• [Problem to solve]:
Give every line back verbatim, dropping all images.

-- Start of Extracted records --

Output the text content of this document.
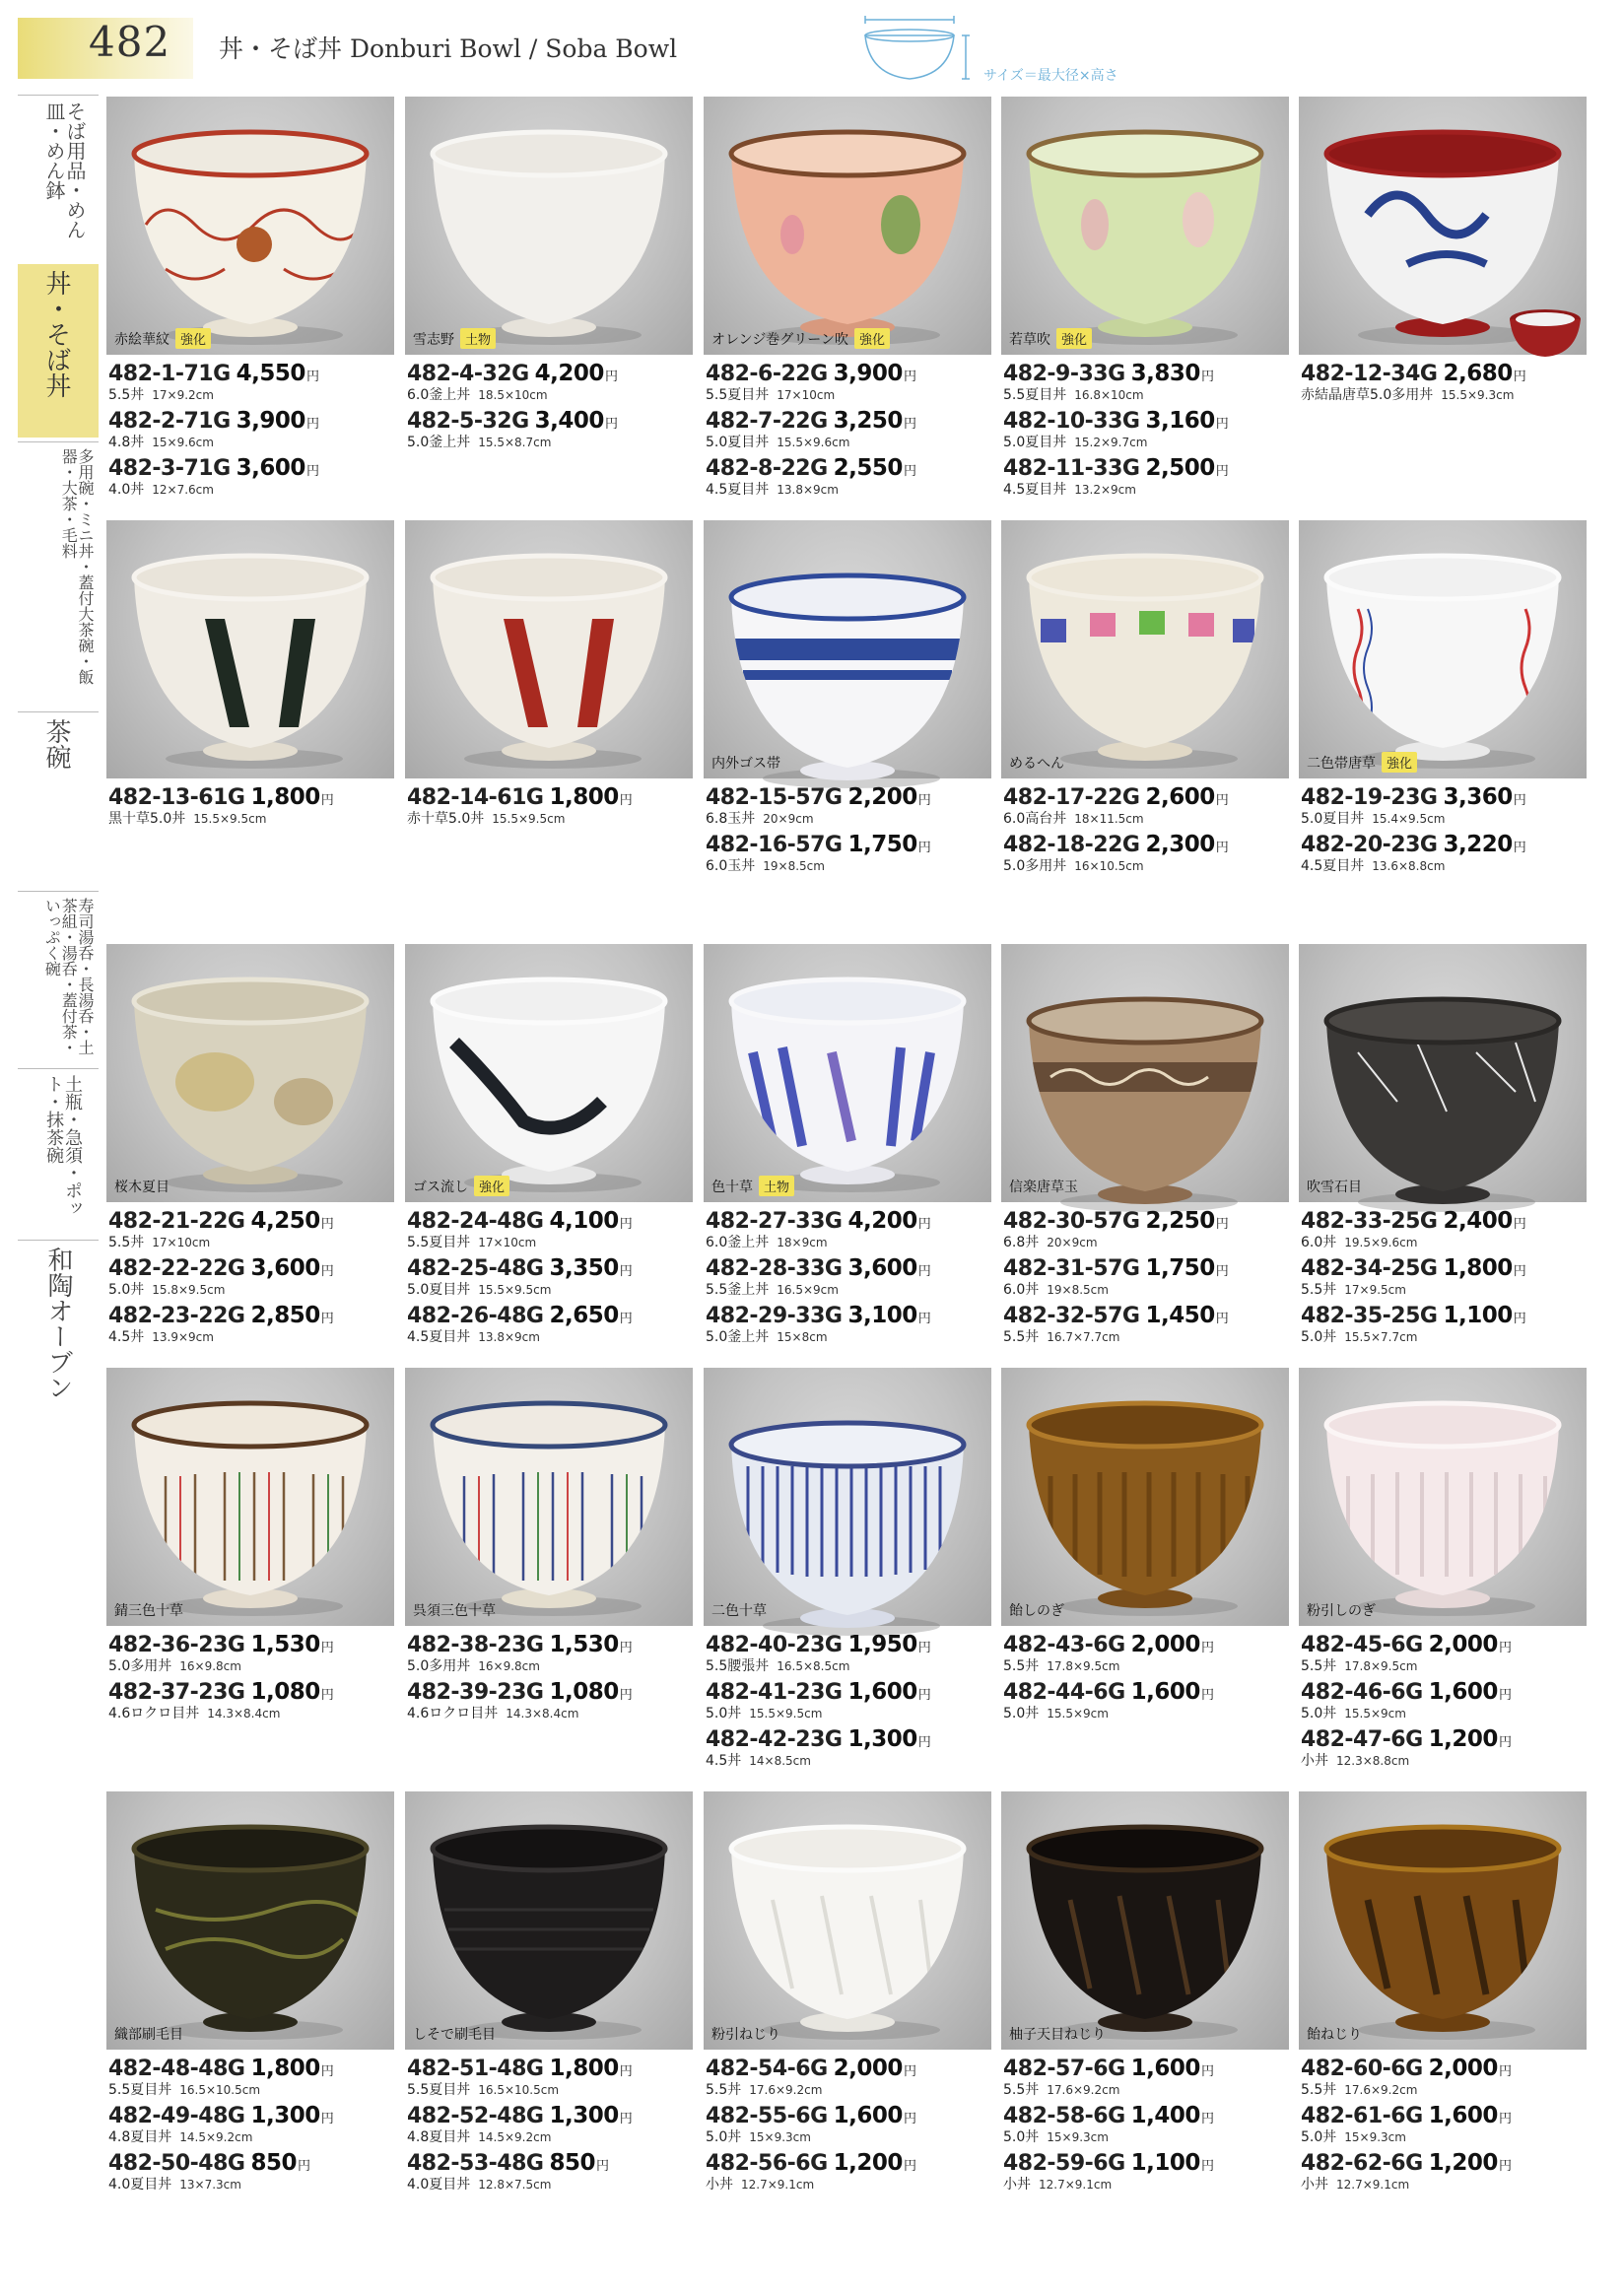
482 丼・そば丼 Donburi Bowl / Soba Bowl
サイズ＝最大径×高さ
そば用品・めん皿・めん鉢
丼・そば丼
多用碗・ミニ丼・蓋付大茶碗・飯器・大茶・毛料
茶碗
寿司湯呑・長湯呑・土茶組・湯呑・蓋付茶・いっぷく碗
土瓶・急須・ポット・抹茶碗
和陶オーブン
赤絵華紋 強化
482-1-71G 4,550円
5.5丼 17×9.2cm
482-2-71G 3,900円
4.8丼 15×9.6cm
482-3-71G 3,600円
4.0丼 12×7.6cm
雪志野 土物
482-4-32G 4,200円
6.0釜上丼 18.5×10cm
482-5-32G 3,400円
5.0釜上丼 15.5×8.7cm
オレンジ巻グリーン吹 強化
482-6-22G 3,900円
5.5夏目丼 17×10cm
482-7-22G 3,250円
5.0夏目丼 15.5×9.6cm
482-8-22G 2,550円
4.5夏目丼 13.8×9cm
若草吹 強化
482-9-33G 3,830円
5.5夏目丼 16.8×10cm
482-10-33G 3,160円
5.0夏目丼 15.2×9.7cm
482-11-33G 2,500円
4.5夏目丼 13.2×9cm
482-12-34G 2,680円
赤結晶唐草5.0多用丼 15.5×9.3cm
482-13-61G 1,800円
黒十草5.0丼 15.5×9.5cm
482-14-61G 1,800円
赤十草5.0丼 15.5×9.5cm
内外ゴス帯
482-15-57G 2,200円
6.8玉丼 20×9cm
482-16-57G 1,750円
6.0玉丼 19×8.5cm
めるへん
482-17-22G 2,600円
6.0高台丼 18×11.5cm
482-18-22G 2,300円
5.0多用丼 16×10.5cm
二色帯唐草 強化
482-19-23G 3,360円
5.0夏目丼 15.4×9.5cm
482-20-23G 3,220円
4.5夏目丼 13.6×8.8cm
桜木夏目
482-21-22G 4,250円
5.5丼 17×10cm
482-22-22G 3,600円
5.0丼 15.8×9.5cm
482-23-22G 2,850円
4.5丼 13.9×9cm
ゴス流し 強化
482-24-48G 4,100円
5.5夏目丼 17×10cm
482-25-48G 3,350円
5.0夏目丼 15.5×9.5cm
482-26-48G 2,650円
4.5夏目丼 13.8×9cm
色十草 土物
482-27-33G 4,200円
6.0釜上丼 18×9cm
482-28-33G 3,600円
5.5釜上丼 16.5×9cm
482-29-33G 3,100円
5.0釜上丼 15×8cm
信楽唐草玉
482-30-57G 2,250円
6.8丼 20×9cm
482-31-57G 1,750円
6.0丼 19×8.5cm
482-32-57G 1,450円
5.5丼 16.7×7.7cm
吹雪石目
482-33-25G 2,400円
6.0丼 19.5×9.6cm
482-34-25G 1,800円
5.5丼 17×9.5cm
482-35-25G 1,100円
5.0丼 15.5×7.7cm
錆三色十草
482-36-23G 1,530円
5.0多用丼 16×9.8cm
482-37-23G 1,080円
4.6ロクロ目丼 14.3×8.4cm
呉須三色十草
482-38-23G 1,530円
5.0多用丼 16×9.8cm
482-39-23G 1,080円
4.6ロクロ目丼 14.3×8.4cm
二色十草
482-40-23G 1,950円
5.5腰張丼 16.5×8.5cm
482-41-23G 1,600円
5.0丼 15.5×9.5cm
482-42-23G 1,300円
4.5丼 14×8.5cm
飴しのぎ
482-43-6G 2,000円
5.5丼 17.8×9.5cm
482-44-6G 1,600円
5.0丼 15.5×9cm
粉引しのぎ
482-45-6G 2,000円
5.5丼 17.8×9.5cm
482-46-6G 1,600円
5.0丼 15.5×9cm
482-47-6G 1,200円
小丼 12.3×8.8cm
織部刷毛目
482-48-48G 1,800円
5.5夏目丼 16.5×10.5cm
482-49-48G 1,300円
4.8夏目丼 14.5×9.2cm
482-50-48G 850円
4.0夏目丼 13×7.3cm
しそで刷毛目
482-51-48G 1,800円
5.5夏目丼 16.5×10.5cm
482-52-48G 1,300円
4.8夏目丼 14.5×9.2cm
482-53-48G 850円
4.0夏目丼 12.8×7.5cm
粉引ねじり
482-54-6G 2,000円
5.5丼 17.6×9.2cm
482-55-6G 1,600円
5.0丼 15×9.3cm
482-56-6G 1,200円
小丼 12.7×9.1cm
柚子天目ねじり
482-57-6G 1,600円
5.5丼 17.6×9.2cm
482-58-6G 1,400円
5.0丼 15×9.3cm
482-59-6G 1,100円
小丼 12.7×9.1cm
飴ねじり
482-60-6G 2,000円
5.5丼 17.6×9.2cm
482-61-6G 1,600円
5.0丼 15×9.3cm
482-62-6G 1,200円
小丼 12.7×9.1cm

-- End of Extracted records --

• [The answer]:
Output the text content of this document.
482 丼・そば丼 Donburi Bowl / Soba Bowl
サイズ＝最大径×高さ
そば用品・めん皿・めん鉢
丼・そば丼
多用碗・ミニ丼・蓋付大茶碗・飯器・大茶・毛料
茶碗
寿司湯呑・長湯呑・土茶組・湯呑・蓋付茶・いっぷく碗
土瓶・急須・ポット・抹茶碗
和陶オーブン
赤絵華紋 強化
482-1-71G 4,550円
5.5丼 17×9.2cm
482-2-71G 3,900円
4.8丼 15×9.6cm
482-3-71G 3,600円
4.0丼 12×7.6cm
雪志野 土物
482-4-32G 4,200円
6.0釜上丼 18.5×10cm
482-5-32G 3,400円
5.0釜上丼 15.5×8.7cm
オレンジ巻グリーン吹 強化
482-6-22G 3,900円
5.5夏目丼 17×10cm
482-7-22G 3,250円
5.0夏目丼 15.5×9.6cm
482-8-22G 2,550円
4.5夏目丼 13.8×9cm
若草吹 強化
482-9-33G 3,830円
5.5夏目丼 16.8×10cm
482-10-33G 3,160円
5.0夏目丼 15.2×9.7cm
482-11-33G 2,500円
4.5夏目丼 13.2×9cm
482-12-34G 2,680円
赤結晶唐草5.0多用丼 15.5×9.3cm
482-13-61G 1,800円
黒十草5.0丼 15.5×9.5cm
482-14-61G 1,800円
赤十草5.0丼 15.5×9.5cm
内外ゴス帯
482-15-57G 2,200円
6.8玉丼 20×9cm
482-16-57G 1,750円
6.0玉丼 19×8.5cm
めるへん
482-17-22G 2,600円
6.0高台丼 18×11.5cm
482-18-22G 2,300円
5.0多用丼 16×10.5cm
二色帯唐草 強化
482-19-23G 3,360円
5.0夏目丼 15.4×9.5cm
482-20-23G 3,220円
4.5夏目丼 13.6×8.8cm
桜木夏目
482-21-22G 4,250円
5.5丼 17×10cm
482-22-22G 3,600円
5.0丼 15.8×9.5cm
482-23-22G 2,850円
4.5丼 13.9×9cm
ゴス流し 強化
482-24-48G 4,100円
5.5夏目丼 17×10cm
482-25-48G 3,350円
5.0夏目丼 15.5×9.5cm
482-26-48G 2,650円
4.5夏目丼 13.8×9cm
色十草 土物
482-27-33G 4,200円
6.0釜上丼 18×9cm
482-28-33G 3,600円
5.5釜上丼 16.5×9cm
482-29-33G 3,100円
5.0釜上丼 15×8cm
信楽唐草玉
482-30-57G 2,250円
6.8丼 20×9cm
482-31-57G 1,750円
6.0丼 19×8.5cm
482-32-57G 1,450円
5.5丼 16.7×7.7cm
吹雪石目
482-33-25G 2,400円
6.0丼 19.5×9.6cm
482-34-25G 1,800円
5.5丼 17×9.5cm
482-35-25G 1,100円
5.0丼 15.5×7.7cm
錆三色十草
482-36-23G 1,530円
5.0多用丼 16×9.8cm
482-37-23G 1,080円
4.6ロクロ目丼 14.3×8.4cm
呉須三色十草
482-38-23G 1,530円
5.0多用丼 16×9.8cm
482-39-23G 1,080円
4.6ロクロ目丼 14.3×8.4cm
二色十草
482-40-23G 1,950円
5.5腰張丼 16.5×8.5cm
482-41-23G 1,600円
5.0丼 15.5×9.5cm
482-42-23G 1,300円
4.5丼 14×8.5cm
飴しのぎ
482-43-6G 2,000円
5.5丼 17.8×9.5cm
482-44-6G 1,600円
5.0丼 15.5×9cm
粉引しのぎ
482-45-6G 2,000円
5.5丼 17.8×9.5cm
482-46-6G 1,600円
5.0丼 15.5×9cm
482-47-6G 1,200円
小丼 12.3×8.8cm
織部刷毛目
482-48-48G 1,800円
5.5夏目丼 16.5×10.5cm
482-49-48G 1,300円
4.8夏目丼 14.5×9.2cm
482-50-48G 850円
4.0夏目丼 13×7.3cm
しそで刷毛目
482-51-48G 1,800円
5.5夏目丼 16.5×10.5cm
482-52-48G 1,300円
4.8夏目丼 14.5×9.2cm
482-53-48G 850円
4.0夏目丼 12.8×7.5cm
粉引ねじり
482-54-6G 2,000円
5.5丼 17.6×9.2cm
482-55-6G 1,600円
5.0丼 15×9.3cm
482-56-6G 1,200円
小丼 12.7×9.1cm
柚子天目ねじり
482-57-6G 1,600円
5.5丼 17.6×9.2cm
482-58-6G 1,400円
5.0丼 15×9.3cm
482-59-6G 1,100円
小丼 12.7×9.1cm
飴ねじり
482-60-6G 2,000円
5.5丼 17.6×9.2cm
482-61-6G 1,600円
5.0丼 15×9.3cm
482-62-6G 1,200円
小丼 12.7×9.1cm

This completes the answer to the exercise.